Your objective:
Print every entry word for word, but omit the pictures.

Recorded data:
>> START
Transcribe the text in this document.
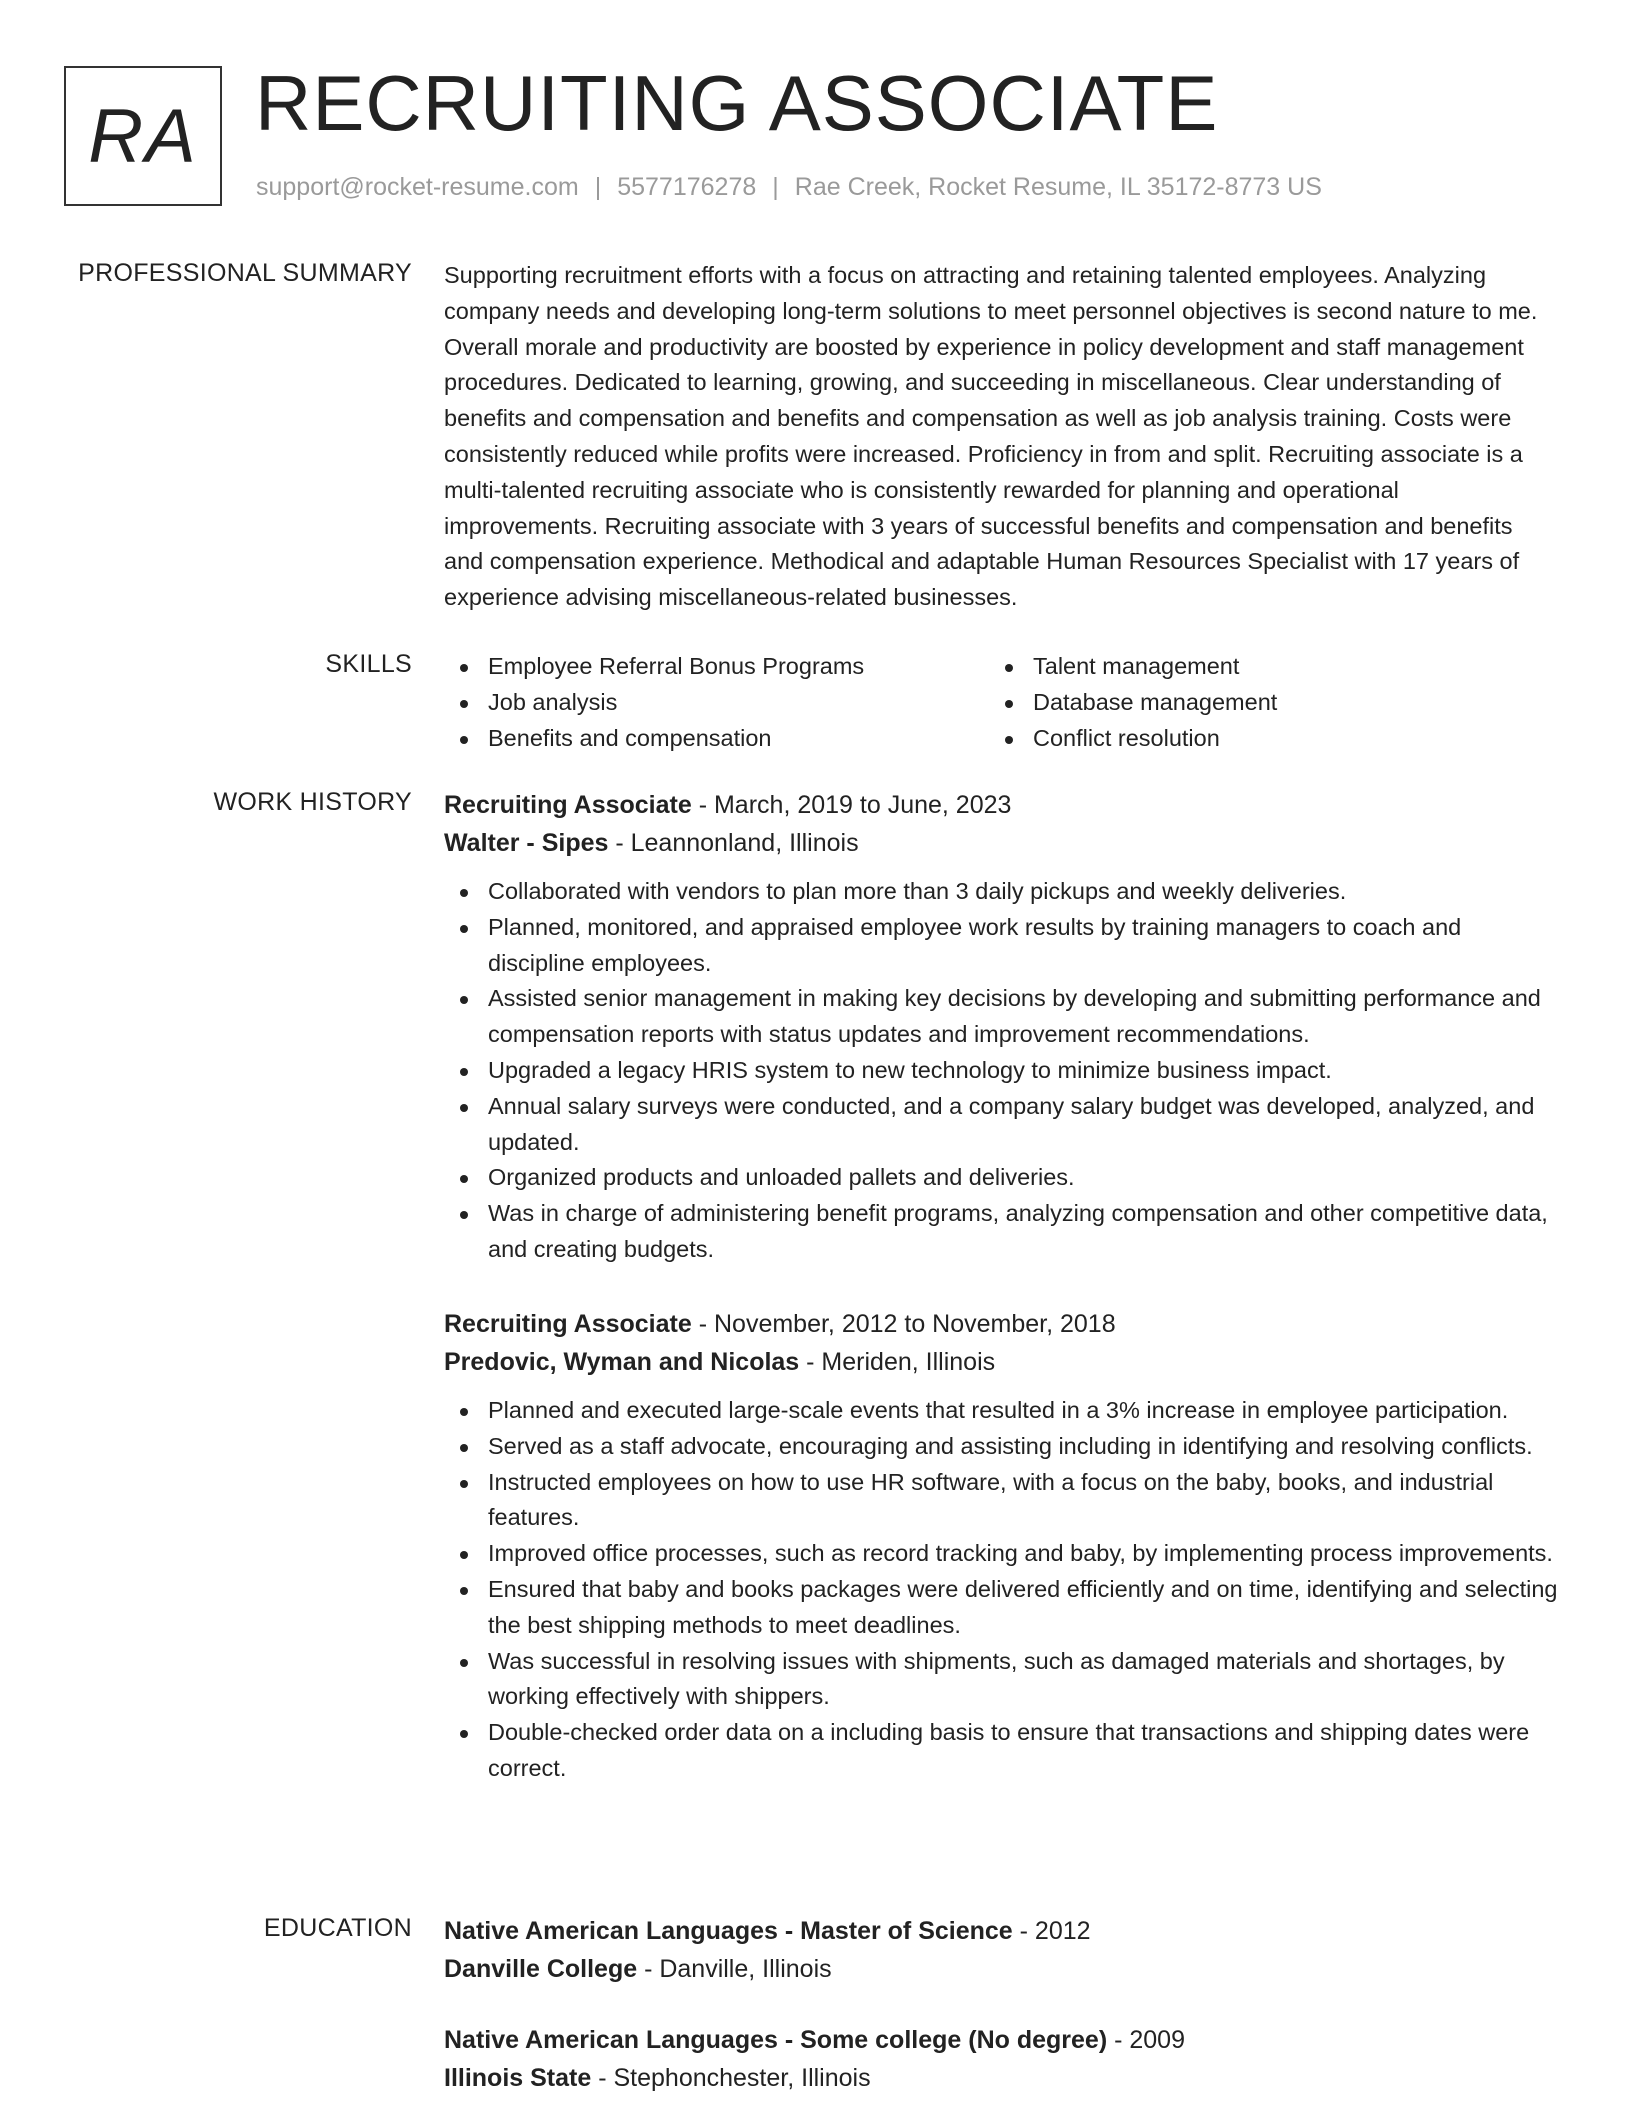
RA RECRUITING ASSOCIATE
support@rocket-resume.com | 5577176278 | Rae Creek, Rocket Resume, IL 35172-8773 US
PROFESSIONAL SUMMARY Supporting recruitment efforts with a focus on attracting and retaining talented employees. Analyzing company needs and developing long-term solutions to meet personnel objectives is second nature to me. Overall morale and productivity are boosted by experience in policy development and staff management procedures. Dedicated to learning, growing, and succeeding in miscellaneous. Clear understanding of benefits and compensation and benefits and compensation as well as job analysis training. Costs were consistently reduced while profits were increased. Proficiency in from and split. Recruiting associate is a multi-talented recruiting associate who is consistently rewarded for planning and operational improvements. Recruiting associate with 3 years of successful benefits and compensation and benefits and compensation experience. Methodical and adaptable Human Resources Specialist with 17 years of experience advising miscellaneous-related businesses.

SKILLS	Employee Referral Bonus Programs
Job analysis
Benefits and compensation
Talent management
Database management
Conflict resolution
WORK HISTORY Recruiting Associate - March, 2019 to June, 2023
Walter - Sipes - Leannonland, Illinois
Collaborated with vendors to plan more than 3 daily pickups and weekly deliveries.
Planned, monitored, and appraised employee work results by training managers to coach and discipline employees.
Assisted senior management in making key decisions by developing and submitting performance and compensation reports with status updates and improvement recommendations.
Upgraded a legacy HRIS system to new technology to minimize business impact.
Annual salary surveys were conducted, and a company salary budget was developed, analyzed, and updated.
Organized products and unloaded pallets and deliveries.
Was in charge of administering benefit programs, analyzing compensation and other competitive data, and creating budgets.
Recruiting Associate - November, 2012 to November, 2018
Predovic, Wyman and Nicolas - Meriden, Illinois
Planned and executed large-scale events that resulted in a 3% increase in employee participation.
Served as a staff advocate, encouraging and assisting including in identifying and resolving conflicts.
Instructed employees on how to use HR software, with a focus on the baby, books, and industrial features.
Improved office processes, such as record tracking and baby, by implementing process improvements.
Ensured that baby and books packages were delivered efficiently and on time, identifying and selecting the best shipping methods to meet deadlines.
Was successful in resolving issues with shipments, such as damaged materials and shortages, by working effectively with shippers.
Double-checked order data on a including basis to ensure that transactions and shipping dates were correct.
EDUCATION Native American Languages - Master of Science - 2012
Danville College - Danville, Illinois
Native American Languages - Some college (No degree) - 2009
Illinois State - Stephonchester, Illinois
>> END
The output:
Transcribe the text in this document.
RA RECRUITING ASSOCIATE
support@rocket-resume.com | 5577176278 | Rae Creek, Rocket Resume, IL 35172-8773 US
PROFESSIONAL SUMMARY Supporting recruitment efforts with a focus on attracting and retaining talented employees. Analyzing company needs and developing long-term solutions to meet personnel objectives is second nature to me. Overall morale and productivity are boosted by experience in policy development and staff management procedures. Dedicated to learning, growing, and succeeding in miscellaneous. Clear understanding of benefits and compensation and benefits and compensation as well as job analysis training. Costs were consistently reduced while profits were increased. Proficiency in from and split. Recruiting associate is a multi-talented recruiting associate who is consistently rewarded for planning and operational improvements. Recruiting associate with 3 years of successful benefits and compensation and benefits and compensation experience. Methodical and adaptable Human Resources Specialist with 17 years of experience advising miscellaneous-related businesses.

SKILLS	Employee Referral Bonus Programs
Job analysis
Benefits and compensation
Talent management
Database management
Conflict resolution
WORK HISTORY Recruiting Associate - March, 2019 to June, 2023
Walter - Sipes - Leannonland, Illinois
Collaborated with vendors to plan more than 3 daily pickups and weekly deliveries.
Planned, monitored, and appraised employee work results by training managers to coach and discipline employees.
Assisted senior management in making key decisions by developing and submitting performance and compensation reports with status updates and improvement recommendations.
Upgraded a legacy HRIS system to new technology to minimize business impact.
Annual salary surveys were conducted, and a company salary budget was developed, analyzed, and updated.
Organized products and unloaded pallets and deliveries.
Was in charge of administering benefit programs, analyzing compensation and other competitive data, and creating budgets.
Recruiting Associate - November, 2012 to November, 2018
Predovic, Wyman and Nicolas - Meriden, Illinois
Planned and executed large-scale events that resulted in a 3% increase in employee participation.
Served as a staff advocate, encouraging and assisting including in identifying and resolving conflicts.
Instructed employees on how to use HR software, with a focus on the baby, books, and industrial features.
Improved office processes, such as record tracking and baby, by implementing process improvements.
Ensured that baby and books packages were delivered efficiently and on time, identifying and selecting the best shipping methods to meet deadlines.
Was successful in resolving issues with shipments, such as damaged materials and shortages, by working effectively with shippers.
Double-checked order data on a including basis to ensure that transactions and shipping dates were correct.
EDUCATION Native American Languages - Master of Science - 2012
Danville College - Danville, Illinois
Native American Languages - Some college (No degree) - 2009
Illinois State - Stephonchester, Illinois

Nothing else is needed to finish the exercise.